=== REQUIRED WORK ===
**1.** State whether each of the following statements agrees with the forum thread on Yema watches, answering yes or no and quoting the deciding words of the thread exactly. (a) The original Yema Flygraf dates from 1989. (b) The limited edition Yema Spationaute III dial bears the usual 'Y' logo. (c) seiko6139 regards the Yema versions as good for spare parts.
**2.** Repeat the passage of the forum thread on Yema watches between "As you can't" and "rather more cheaply.", inclusive.

== EXTRACT

As you can't PM yet .... drop me an eMail to P4Skett (AT) aol (DOT) com ....

And I _*may*_ be able to put you in contact with someone who can _*possibly*_ repair it for you rather more cheaply.


----------



## SEIKO7A38

Speaking of Yema 'Divers' watches (using Seiko 7A38 movements), as we were ....

Thanks to a heads up from Lee ('Catflem'), I managed to pick one up very cheaply on eBay:

http://cgi.ebay.co.uk/ws/eBayISAPI.dll?ViewItem&item=220501628500










But my next (non-Seiko) 7A38 project should be even more interesting. :huh:

A complete re-build of a Yema Spationaute III !










It's going to be based on this (for spares or repairs) 'beater': http://cgi.ebay.co.uk/ws/eBayISAPI.dll?ViewItem&item=180439687928

.... fitted with a fresh spare 7A38(A) movement, that I happen to have put to one side,

.... and a very special 'limited edition' Yema Spationaute III dial face: http://cgi.ebay.fr/ws/eBayISAPI.dll?ViewItem&item=350281346503

Note the Russian and French flags (instead of the usual 'Y' logo).


----------



## SEIKO7A38

A cross-posting from my 'collection' thread - my Kamatz and Yema '7A38 Pseudo Plongeurs':


----------



## seiko6139

I like Seiko 7A38s but the Yema versions are a bit ugly IMHO. Good for spare parts though. Mind you, 7A38s are very reliable. :thumbsup:


----------



## SEIKO7A38

seiko6139 said:


> I like Seiko 7A38s but the Yema versions are a bit ugly IMHO.


What do you expect ?? :down: They're French ! :artist: Vive La Differance (and all that) ! :blind:


----------



## SEIKO7A38

SEIKO7A38Fan said:


> Speaking of Yema 'Divers' watches (using Seiko 7A38 movements), as we were ....
> 
> .... a Yema Spationaute III !


There is another well known Yema chronograph, which was based on the Seiko 7A38 movement -

(Well known, that is, to French Yema watch collectors, and very much sought after, apparently) ....

.... the original Yema Flygraf, from 1989.










.... and I have one incoming, courtesey of eBay France. 

My latest non-Seiko 7A38 (seller's eBay listing photo):


----------



## seiko6139

I like the sliderule bezel Paul. I do prefer Seiko designs though.


----------



## SEIKO7A38

seiko6139 said:


> I like the sliderule bezel Paul. I do prefer Seiko designs though.


What's not to like, Ian ? :huh: Heck it's even got a 'Mercedes-Benz' hour hand. 

As I wrote in a previous post - it's French - so it's 'different'.

But to me, it's just another very collectable 7A38 based design.

Seiko did a couple of pretty awful-looking (IMHO) 7A38's by the way ....

Check out the 7A38-6060 Sports Diver for example: http://www.csce.uark.edu/~jgauch/photos/dir1/chrono_quartz/7A38-6060/index.html


----------



## SEIKO7A38

SEIKO7A38Fan said:


> .... the original Yema Flygraf, from 1989.
> 
> .... and I have one incoming, courtesey of eBay France.

====
== RECORDED DATA

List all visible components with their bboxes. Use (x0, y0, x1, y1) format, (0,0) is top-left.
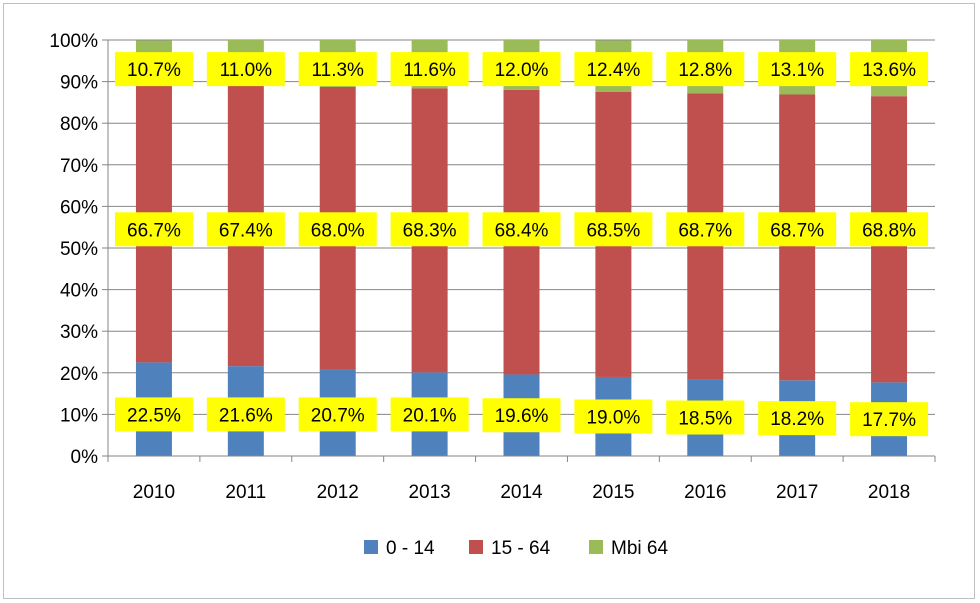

====

=== ANSWERS GIVEN ===
**1.**
(a) Yes: ".... the original Yema Flygraf, from 1989."
(b) No: "Note the Russian and French flags (instead of the usual 'Y' logo)."
(c) Yes: "Good for spare parts though."

**2.**
As you can't PM yet .... drop me an eMail to P4Skett (AT) aol (DOT) com ....

And I _*may*_ be able to put you in contact with someone who can _*possibly*_ repair it for you rather more cheaply.